• [Your goal]:
In the copy, keep every record exact and leave out all images.

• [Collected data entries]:
┌──
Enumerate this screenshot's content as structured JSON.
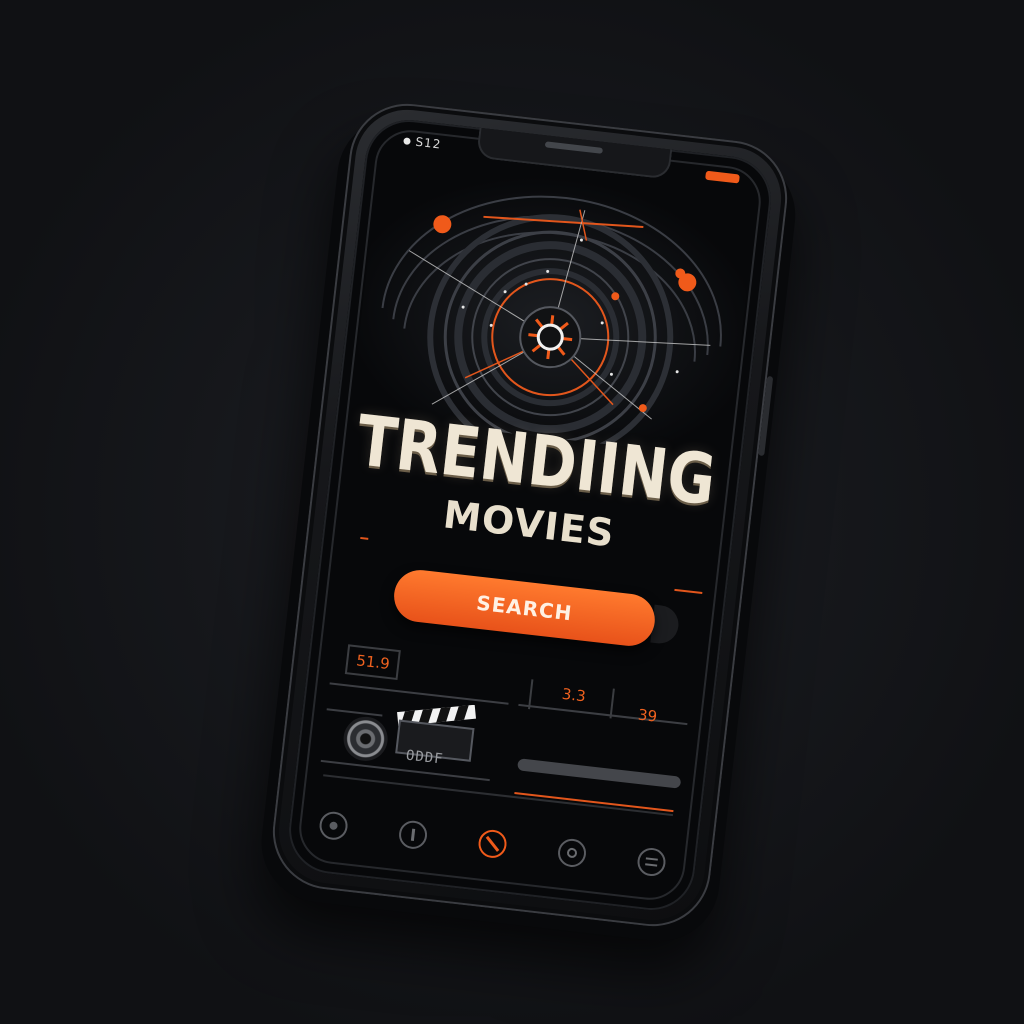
{
  "status_bar": {
    "time": "S12"
  },
  "title": {
    "line1": "TRENDIING",
    "line2": "MOVIES"
  },
  "search": {
    "label": "SEARCH"
  },
  "stats": {
    "rating_left": "51.9",
    "rating_middle": "3.3",
    "rating_right": "39",
    "clapper_text": "ODDF"
  },
  "bottom_nav": {
    "items": [
      "circle-icon",
      "pin-icon",
      "no-entry-icon",
      "eye-icon",
      "badge-icon"
    ],
    "active_index": 2
  },
  "colors": {
    "accent": "#f05a1a",
    "title": "#efe6d4",
    "screen_bg": "#07080a"
  }
}
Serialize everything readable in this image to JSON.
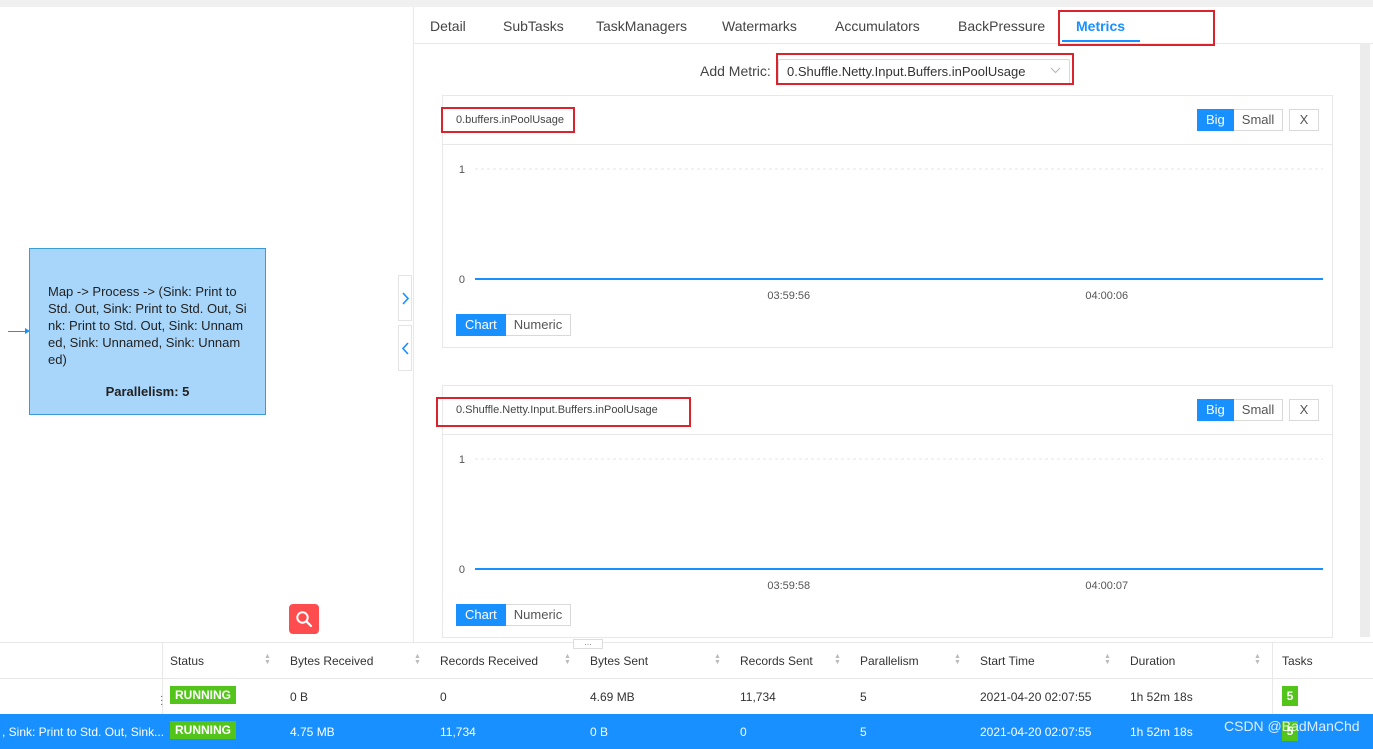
└──
• [Reply]:
Enumerate this screenshot's content as structured JSON.
{
  "status_bar": {
    "time": "S12"
  },
  "title": {
    "line1": "TRENDIING",
    "line2": "MOVIES"
  },
  "search": {
    "label": "SEARCH"
  },
  "stats": {
    "rating_left": "51.9",
    "rating_middle": "3.3",
    "rating_right": "39",
    "clapper_text": "ODDF"
  },
  "bottom_nav": {
    "items": [
      "circle-icon",
      "pin-icon",
      "no-entry-icon",
      "eye-icon",
      "badge-icon"
    ],
    "active_index": 2
  },
  "colors": {
    "accent": "#f05a1a",
    "title": "#efe6d4",
    "screen_bg": "#07080a"
  }
}
Serialize everything readable in this image to JSON.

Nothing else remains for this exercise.